• _Dataset entries_:
────────────────────────────────────────
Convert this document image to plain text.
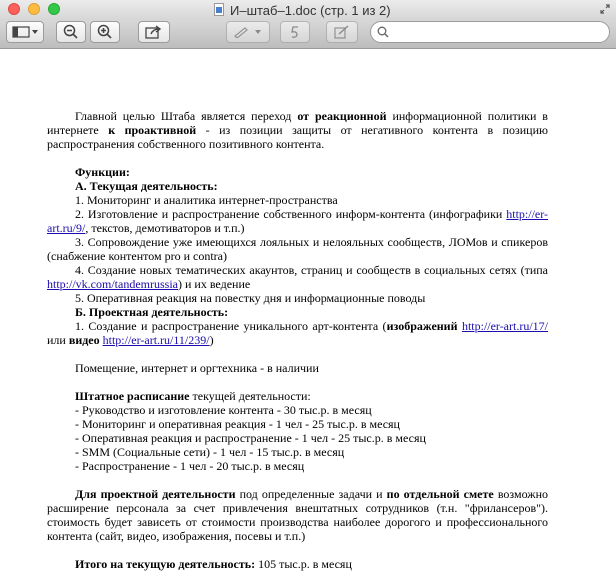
И–штаб–1.doc (стр. 1 из 2)

Главной целью Штаба является переход от реакционной информационной политики в интернете к проактивной - из позиции защиты от негативного контента в позицию распространения собственного позитивного контента.

Функции:

А. Текущая деятельность:

1. Мониторинг и аналитика интернет-пространства

2. Изготовление и распространение собственного информ-контента (инфографики http://er-art.ru/9/, текстов, демотиваторов и т.п.)

3. Сопровождение уже имеющихся лояльных и нелояльных сообществ, ЛОМов и спикеров (снабжение контентом pro и contra)

4. Создание новых тематических акаунтов, страниц и сообществ в социальных сетях (типа http://vk.com/tandemrussia) и их ведение

5. Оперативная реакция на повестку дня и информационные поводы

Б. Проектная деятельность:

1. Создание и распространение уникального арт-контента (изображений http://er-art.ru/17/ или видео http://er-art.ru/11/239/)

Помещение, интернет и оргтехника - в наличии

Штатное расписание текущей деятельности:

- Руководство и изготовление контента - 30 тыс.р. в месяц

- Мониторинг и оперативная реакция - 1 чел - 25 тыс.р. в месяц

- Оперативная реакция и распространение - 1 чел - 25 тыс.р. в месяц

- SMM (Социальные сети) - 1 чел - 15 тыс.р. в месяц

- Распространение - 1 чел - 20 тыс.р. в месяц

Для проектной деятельности под определенные задачи и по отдельной смете возможно расширение персонала за счет привлечения внештатных сотрудников (т.н. "фрилансеров"). стоимость будет зависеть от стоимости производства наиболее дорогого и профессионального контента (сайт, видео, изображения, посевы и т.п.)

Итого на текущую деятельность: 105 тыс.р. в месяц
────────────────────────────────────────
• _What the exercise asks_: Locate all lines holding the word "http", then copy them out.

• _In response_:
2. Изготовление и распространение собственного информ-контента (инфографики http://er-art.ru/9/, текстов, демотиваторов и т.п.)
4. Создание новых тематических акаунтов, страниц и сообществ в социальных сетях (типа http://vk.com/tandemrussia) и их ведение
1. Создание и распространение уникального арт-контента (изображений http://er-art.ru/17/ или видео http://er-art.ru/11/239/)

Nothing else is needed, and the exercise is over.